== Problem to solve ==
Copy out all the data, word for word.

== Material for the task ==
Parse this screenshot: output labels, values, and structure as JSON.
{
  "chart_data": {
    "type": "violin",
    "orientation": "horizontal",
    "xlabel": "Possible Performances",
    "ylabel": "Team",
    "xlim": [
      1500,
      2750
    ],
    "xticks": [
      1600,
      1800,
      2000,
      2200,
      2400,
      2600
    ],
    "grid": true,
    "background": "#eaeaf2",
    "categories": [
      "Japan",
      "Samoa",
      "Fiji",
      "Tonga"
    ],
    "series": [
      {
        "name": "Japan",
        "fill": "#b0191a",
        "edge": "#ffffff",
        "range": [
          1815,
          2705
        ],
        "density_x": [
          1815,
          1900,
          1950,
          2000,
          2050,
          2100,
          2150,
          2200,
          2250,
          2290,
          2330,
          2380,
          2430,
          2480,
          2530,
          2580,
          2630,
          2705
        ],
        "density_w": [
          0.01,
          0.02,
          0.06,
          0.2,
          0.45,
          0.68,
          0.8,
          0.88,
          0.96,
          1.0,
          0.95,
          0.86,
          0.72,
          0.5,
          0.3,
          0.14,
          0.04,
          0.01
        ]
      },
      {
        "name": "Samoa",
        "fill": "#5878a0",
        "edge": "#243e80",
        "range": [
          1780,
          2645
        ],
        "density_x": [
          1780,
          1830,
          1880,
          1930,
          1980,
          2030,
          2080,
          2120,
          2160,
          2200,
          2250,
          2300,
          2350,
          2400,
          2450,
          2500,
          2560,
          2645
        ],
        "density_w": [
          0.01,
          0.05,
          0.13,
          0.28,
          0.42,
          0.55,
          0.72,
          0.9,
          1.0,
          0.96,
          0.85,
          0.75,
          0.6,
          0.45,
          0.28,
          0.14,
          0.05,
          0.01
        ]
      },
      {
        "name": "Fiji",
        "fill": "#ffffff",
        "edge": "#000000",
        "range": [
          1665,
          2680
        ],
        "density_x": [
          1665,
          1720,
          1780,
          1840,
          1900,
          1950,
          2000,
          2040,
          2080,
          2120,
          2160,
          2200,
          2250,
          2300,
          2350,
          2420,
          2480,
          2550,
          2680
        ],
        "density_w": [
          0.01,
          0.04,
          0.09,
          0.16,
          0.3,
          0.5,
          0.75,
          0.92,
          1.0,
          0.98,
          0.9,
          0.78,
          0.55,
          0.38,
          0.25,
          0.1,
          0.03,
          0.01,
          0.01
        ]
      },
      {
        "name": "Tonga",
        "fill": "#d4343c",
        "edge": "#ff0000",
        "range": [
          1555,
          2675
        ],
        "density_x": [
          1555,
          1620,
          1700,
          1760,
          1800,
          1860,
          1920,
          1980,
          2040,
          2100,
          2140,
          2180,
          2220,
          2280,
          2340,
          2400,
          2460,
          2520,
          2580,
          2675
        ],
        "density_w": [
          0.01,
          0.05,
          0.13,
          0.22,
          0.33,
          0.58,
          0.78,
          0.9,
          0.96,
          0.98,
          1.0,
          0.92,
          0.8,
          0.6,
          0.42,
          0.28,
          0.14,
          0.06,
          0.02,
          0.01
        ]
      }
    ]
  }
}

== The response ==
Parse this screenshot: output labels, values, and structure as JSON.
{
  "chart_data": {
    "type": "violin",
    "orientation": "horizontal",
    "xlabel": "Possible Performances",
    "ylabel": "Team",
    "xlim": [
      1500,
      2750
    ],
    "xticks": [
      1600,
      1800,
      2000,
      2200,
      2400,
      2600
    ],
    "grid": true,
    "background": "#eaeaf2",
    "categories": [
      "Japan",
      "Samoa",
      "Fiji",
      "Tonga"
    ],
    "series": [
      {
        "name": "Japan",
        "fill": "#b0191a",
        "edge": "#ffffff",
        "range": [
          1815,
          2705
        ],
        "density_x": [
          1815,
          1900,
          1950,
          2000,
          2050,
          2100,
          2150,
          2200,
          2250,
          2290,
          2330,
          2380,
          2430,
          2480,
          2530,
          2580,
          2630,
          2705
        ],
        "density_w": [
          0.01,
          0.02,
          0.06,
          0.2,
          0.45,
          0.68,
          0.8,
          0.88,
          0.96,
          1.0,
          0.95,
          0.86,
          0.72,
          0.5,
          0.3,
          0.14,
          0.04,
          0.01
        ]
      },
      {
        "name": "Samoa",
        "fill": "#5878a0",
        "edge": "#243e80",
        "range": [
          1780,
          2645
        ],
        "density_x": [
          1780,
          1830,
          1880,
          1930,
          1980,
          2030,
          2080,
          2120,
          2160,
          2200,
          2250,
          2300,
          2350,
          2400,
          2450,
          2500,
          2560,
          2645
        ],
        "density_w": [
          0.01,
          0.05,
          0.13,
          0.28,
          0.42,
          0.55,
          0.72,
          0.9,
          1.0,
          0.96,
          0.85,
          0.75,
          0.6,
          0.45,
          0.28,
          0.14,
          0.05,
          0.01
        ]
      },
      {
        "name": "Fiji",
        "fill": "#ffffff",
        "edge": "#000000",
        "range": [
          1665,
          2680
        ],
        "density_x": [
          1665,
          1720,
          1780,
          1840,
          1900,
          1950,
          2000,
          2040,
          2080,
          2120,
          2160,
          2200,
          2250,
          2300,
          2350,
          2420,
          2480,
          2550,
          2680
        ],
        "density_w": [
          0.01,
          0.04,
          0.09,
          0.16,
          0.3,
          0.5,
          0.75,
          0.92,
          1.0,
          0.98,
          0.9,
          0.78,
          0.55,
          0.38,
          0.25,
          0.1,
          0.03,
          0.01,
          0.01
        ]
      },
      {
        "name": "Tonga",
        "fill": "#d4343c",
        "edge": "#ff0000",
        "range": [
          1555,
          2675
        ],
        "density_x": [
          1555,
          1620,
          1700,
          1760,
          1800,
          1860,
          1920,
          1980,
          2040,
          2100,
          2140,
          2180,
          2220,
          2280,
          2340,
          2400,
          2460,
          2520,
          2580,
          2675
        ],
        "density_w": [
          0.01,
          0.05,
          0.13,
          0.22,
          0.33,
          0.58,
          0.78,
          0.9,
          0.96,
          0.98,
          1.0,
          0.92,
          0.8,
          0.6,
          0.42,
          0.28,
          0.14,
          0.06,
          0.02,
          0.01
        ]
      }
    ]
  }
}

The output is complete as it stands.